• _DESCRIPTION OF THE TASK_
Answer these questions from the PyCharm thread.
(a) What does type return when it is called with three arguments?
(b) Where is the user sent after double-clicking type in PyCharm?
(c) Which package does PyCharm use for standard library annotations, and what file extension do its stub files have?

The type callable in Python can be used in two ways; with one argument it returns the class of the argument, and with three arguments it returns a new class.

In PyCharm, code completion for the type callable makes it appear that type is overloaded, by presenting both the first and second option for invoking type:

How is PyCharm able to display the two ways of invoking type as seen in the picture above ?

Is this something we can also accomplish with our own user defined callables, or is this a special case that PyCharm hardcodes for type?

In PyCharm if I double click on type I get sent to the __init__ defintion of type in builtins.py. However this shows something different:

This shows that Pycharm isn't inspecting the doc string or anything fancy.

In addition, this definition doesn't include any type hints, yet the pycharm code completion shows type hints for both ways of calling type. How does it know to do this?

CodePudding user response：

PyCharm uses the Typeshed package to get the annotations and definitions for the Python standard library as described here. This package contains stub files (.pyi files) that provide the annotations. Specifically, the type stub can be found here:

@overload
def __init__(self, __o: object) -> None: ...

• _INFORMATION SHOWN_

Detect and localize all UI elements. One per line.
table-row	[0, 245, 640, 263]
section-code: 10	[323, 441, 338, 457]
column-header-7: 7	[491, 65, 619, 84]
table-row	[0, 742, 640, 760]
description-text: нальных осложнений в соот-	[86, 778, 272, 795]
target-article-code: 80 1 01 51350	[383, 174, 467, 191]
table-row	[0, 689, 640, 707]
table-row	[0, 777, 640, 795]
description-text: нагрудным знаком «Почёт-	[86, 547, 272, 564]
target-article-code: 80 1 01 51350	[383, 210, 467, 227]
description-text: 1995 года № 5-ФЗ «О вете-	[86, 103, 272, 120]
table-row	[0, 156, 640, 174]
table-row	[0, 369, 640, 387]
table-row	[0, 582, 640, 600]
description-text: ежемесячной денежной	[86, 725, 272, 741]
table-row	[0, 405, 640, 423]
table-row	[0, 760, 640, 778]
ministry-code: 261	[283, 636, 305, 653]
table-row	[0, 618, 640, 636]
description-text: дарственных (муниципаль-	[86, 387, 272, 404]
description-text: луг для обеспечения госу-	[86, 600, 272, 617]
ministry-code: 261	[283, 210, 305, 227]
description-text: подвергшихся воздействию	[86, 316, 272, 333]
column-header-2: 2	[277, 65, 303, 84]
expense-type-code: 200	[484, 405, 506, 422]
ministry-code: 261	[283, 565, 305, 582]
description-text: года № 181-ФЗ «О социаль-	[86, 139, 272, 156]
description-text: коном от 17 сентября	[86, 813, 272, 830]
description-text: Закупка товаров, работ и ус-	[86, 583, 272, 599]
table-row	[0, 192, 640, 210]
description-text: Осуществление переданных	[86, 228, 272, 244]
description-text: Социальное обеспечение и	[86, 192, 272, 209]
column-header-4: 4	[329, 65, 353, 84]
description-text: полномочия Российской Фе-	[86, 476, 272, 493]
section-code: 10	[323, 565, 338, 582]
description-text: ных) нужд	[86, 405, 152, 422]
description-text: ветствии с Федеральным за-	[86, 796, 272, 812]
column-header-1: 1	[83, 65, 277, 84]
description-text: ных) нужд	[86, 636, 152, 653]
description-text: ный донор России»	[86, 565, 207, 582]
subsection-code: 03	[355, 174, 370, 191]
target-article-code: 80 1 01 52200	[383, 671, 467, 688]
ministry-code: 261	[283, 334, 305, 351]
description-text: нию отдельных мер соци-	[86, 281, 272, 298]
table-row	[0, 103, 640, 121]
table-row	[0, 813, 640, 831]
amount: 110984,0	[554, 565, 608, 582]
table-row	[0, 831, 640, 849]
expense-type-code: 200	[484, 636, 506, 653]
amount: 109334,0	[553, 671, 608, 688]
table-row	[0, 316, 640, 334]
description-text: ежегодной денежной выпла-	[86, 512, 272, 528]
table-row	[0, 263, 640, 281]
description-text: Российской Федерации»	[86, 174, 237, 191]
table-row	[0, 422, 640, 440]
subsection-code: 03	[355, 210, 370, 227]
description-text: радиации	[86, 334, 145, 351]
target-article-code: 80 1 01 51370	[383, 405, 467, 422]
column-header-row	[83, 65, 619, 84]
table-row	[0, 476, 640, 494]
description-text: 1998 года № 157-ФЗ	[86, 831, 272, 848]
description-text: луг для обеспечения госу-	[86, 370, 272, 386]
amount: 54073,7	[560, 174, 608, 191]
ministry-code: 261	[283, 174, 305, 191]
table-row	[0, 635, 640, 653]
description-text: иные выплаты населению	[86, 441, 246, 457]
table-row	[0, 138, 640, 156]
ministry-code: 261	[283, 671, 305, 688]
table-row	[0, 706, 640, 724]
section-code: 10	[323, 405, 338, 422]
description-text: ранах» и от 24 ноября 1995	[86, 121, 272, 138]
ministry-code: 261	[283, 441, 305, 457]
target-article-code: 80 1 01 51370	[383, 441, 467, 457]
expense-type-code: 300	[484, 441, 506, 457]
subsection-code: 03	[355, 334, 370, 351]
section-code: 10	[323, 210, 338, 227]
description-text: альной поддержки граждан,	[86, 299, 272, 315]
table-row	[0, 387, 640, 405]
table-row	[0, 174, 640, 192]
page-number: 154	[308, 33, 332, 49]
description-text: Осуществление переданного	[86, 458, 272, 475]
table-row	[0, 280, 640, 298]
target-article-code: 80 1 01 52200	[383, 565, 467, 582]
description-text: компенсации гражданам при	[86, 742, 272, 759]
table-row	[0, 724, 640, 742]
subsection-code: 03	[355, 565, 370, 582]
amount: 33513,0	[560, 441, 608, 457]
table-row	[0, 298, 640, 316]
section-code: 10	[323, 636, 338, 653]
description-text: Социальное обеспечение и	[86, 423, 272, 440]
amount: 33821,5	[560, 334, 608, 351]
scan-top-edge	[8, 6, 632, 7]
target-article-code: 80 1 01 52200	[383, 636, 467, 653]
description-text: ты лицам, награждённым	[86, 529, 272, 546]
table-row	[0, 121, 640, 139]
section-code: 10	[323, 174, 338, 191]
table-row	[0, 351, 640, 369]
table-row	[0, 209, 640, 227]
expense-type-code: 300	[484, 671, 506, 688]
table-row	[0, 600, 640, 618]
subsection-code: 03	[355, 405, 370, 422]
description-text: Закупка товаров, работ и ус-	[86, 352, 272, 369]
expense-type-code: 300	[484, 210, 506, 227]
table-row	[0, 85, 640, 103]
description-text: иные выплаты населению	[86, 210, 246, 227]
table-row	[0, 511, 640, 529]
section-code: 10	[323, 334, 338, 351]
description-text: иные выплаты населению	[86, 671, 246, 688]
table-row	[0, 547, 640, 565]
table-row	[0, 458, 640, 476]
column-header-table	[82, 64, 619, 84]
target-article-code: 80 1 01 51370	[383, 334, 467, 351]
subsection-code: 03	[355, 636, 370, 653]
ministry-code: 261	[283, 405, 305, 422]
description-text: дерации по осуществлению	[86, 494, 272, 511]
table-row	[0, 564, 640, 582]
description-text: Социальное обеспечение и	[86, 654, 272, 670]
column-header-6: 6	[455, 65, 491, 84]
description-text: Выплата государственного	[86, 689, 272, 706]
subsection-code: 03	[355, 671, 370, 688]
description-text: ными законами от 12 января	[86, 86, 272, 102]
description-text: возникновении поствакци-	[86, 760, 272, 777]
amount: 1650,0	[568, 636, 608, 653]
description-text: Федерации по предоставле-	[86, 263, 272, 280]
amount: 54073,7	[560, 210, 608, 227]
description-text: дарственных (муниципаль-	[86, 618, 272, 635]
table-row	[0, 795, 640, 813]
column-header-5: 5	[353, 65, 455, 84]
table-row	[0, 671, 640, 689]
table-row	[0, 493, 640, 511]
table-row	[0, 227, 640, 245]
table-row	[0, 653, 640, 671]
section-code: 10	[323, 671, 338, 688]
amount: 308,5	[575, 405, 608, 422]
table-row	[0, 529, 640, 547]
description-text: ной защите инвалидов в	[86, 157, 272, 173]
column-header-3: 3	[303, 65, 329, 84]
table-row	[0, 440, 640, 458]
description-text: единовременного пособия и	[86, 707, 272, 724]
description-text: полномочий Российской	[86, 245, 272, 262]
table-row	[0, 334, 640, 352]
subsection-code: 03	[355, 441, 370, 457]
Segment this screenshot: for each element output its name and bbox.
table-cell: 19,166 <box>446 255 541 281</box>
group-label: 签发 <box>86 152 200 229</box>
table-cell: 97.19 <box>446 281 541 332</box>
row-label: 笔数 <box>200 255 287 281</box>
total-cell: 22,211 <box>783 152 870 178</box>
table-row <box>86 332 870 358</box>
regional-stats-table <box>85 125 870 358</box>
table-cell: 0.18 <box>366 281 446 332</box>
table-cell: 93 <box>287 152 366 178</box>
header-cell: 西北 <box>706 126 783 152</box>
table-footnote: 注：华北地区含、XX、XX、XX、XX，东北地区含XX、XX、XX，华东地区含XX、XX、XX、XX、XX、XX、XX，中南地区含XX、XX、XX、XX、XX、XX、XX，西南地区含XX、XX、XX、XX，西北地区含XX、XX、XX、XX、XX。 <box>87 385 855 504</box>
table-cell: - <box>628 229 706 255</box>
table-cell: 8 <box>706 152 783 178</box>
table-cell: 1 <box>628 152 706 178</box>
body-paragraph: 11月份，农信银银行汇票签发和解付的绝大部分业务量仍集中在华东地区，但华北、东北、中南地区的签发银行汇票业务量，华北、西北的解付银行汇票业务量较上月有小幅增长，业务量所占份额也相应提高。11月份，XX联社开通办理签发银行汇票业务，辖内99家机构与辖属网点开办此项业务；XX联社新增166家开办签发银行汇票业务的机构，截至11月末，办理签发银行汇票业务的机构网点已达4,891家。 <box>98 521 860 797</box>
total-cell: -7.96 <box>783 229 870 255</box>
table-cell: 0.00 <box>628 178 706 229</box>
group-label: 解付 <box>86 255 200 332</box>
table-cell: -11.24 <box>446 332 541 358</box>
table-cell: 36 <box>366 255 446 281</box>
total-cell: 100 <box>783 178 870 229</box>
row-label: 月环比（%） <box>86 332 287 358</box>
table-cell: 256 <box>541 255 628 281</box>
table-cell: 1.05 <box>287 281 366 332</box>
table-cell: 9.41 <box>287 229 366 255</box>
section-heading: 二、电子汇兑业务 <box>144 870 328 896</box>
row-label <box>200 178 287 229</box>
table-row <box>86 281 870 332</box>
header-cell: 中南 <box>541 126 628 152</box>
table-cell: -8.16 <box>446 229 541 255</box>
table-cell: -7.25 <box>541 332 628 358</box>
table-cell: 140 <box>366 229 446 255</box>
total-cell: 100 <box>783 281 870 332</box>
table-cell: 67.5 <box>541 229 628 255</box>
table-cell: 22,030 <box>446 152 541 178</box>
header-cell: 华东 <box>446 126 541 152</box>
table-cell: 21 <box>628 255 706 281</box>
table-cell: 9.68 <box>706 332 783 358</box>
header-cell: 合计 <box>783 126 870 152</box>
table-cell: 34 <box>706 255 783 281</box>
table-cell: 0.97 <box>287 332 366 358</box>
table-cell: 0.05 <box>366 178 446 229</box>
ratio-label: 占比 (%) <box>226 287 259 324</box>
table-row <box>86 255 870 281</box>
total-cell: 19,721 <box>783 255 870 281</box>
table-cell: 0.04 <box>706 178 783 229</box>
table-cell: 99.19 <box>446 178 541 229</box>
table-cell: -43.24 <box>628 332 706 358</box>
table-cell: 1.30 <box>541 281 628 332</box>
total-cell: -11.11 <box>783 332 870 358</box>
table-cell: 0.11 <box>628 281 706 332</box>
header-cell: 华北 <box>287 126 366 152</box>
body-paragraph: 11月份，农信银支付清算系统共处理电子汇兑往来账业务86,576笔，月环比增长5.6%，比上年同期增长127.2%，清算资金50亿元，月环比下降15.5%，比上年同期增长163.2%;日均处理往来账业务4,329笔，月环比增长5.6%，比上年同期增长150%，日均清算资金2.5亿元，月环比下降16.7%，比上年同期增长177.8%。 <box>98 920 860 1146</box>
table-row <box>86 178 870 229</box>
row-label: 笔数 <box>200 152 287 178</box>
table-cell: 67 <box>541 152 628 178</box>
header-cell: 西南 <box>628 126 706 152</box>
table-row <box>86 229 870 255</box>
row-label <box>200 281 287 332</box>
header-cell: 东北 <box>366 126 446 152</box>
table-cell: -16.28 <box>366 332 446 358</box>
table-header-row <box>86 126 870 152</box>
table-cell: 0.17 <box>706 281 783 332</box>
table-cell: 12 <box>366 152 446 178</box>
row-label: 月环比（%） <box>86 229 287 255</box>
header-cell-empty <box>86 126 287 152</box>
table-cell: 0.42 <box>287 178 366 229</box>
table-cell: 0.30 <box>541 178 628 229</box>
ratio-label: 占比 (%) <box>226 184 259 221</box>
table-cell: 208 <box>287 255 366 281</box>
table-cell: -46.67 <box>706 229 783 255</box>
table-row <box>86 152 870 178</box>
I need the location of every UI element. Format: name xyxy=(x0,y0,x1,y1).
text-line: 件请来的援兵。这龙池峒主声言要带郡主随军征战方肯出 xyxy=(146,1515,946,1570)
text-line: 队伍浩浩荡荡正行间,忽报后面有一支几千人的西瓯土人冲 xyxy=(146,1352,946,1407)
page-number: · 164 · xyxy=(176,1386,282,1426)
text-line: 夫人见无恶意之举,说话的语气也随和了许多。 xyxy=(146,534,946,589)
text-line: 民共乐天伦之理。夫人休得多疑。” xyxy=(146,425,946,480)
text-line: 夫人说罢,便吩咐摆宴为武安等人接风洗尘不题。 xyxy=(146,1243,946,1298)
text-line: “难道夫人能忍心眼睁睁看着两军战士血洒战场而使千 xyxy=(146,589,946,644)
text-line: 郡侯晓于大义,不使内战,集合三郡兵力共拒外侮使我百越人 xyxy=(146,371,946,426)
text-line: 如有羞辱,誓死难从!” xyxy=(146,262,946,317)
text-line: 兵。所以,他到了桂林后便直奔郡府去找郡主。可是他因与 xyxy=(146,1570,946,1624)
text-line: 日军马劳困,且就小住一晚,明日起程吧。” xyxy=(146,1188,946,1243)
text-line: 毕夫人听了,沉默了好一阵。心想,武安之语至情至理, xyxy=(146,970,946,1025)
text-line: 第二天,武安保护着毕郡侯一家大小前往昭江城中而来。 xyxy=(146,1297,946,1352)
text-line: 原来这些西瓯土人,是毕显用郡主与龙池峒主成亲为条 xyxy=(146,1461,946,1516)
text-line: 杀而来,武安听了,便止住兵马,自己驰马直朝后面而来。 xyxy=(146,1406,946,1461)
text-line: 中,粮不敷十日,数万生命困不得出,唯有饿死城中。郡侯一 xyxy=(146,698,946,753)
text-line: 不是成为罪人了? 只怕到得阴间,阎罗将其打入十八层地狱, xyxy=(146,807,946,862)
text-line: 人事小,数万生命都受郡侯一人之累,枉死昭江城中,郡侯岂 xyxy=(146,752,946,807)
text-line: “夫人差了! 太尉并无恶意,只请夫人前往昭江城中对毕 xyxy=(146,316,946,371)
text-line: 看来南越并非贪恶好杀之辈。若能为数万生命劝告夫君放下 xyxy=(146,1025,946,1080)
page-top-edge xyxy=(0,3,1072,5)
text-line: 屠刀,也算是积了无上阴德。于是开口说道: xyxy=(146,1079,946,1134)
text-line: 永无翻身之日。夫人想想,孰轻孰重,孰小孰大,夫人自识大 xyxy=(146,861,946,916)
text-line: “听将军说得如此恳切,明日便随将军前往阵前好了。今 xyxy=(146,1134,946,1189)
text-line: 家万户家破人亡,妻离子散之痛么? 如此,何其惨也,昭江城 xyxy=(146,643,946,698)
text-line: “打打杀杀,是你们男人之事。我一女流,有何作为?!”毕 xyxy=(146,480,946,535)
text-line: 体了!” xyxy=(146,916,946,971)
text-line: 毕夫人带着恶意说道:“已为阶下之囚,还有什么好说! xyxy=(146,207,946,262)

• _ANSWER_
(a) It returns a new class.
(b) The user is sent to the __init__ definition of type in builtins.py.
(c) PyCharm uses the Typeshed package, and its stub files have the .pyi extension.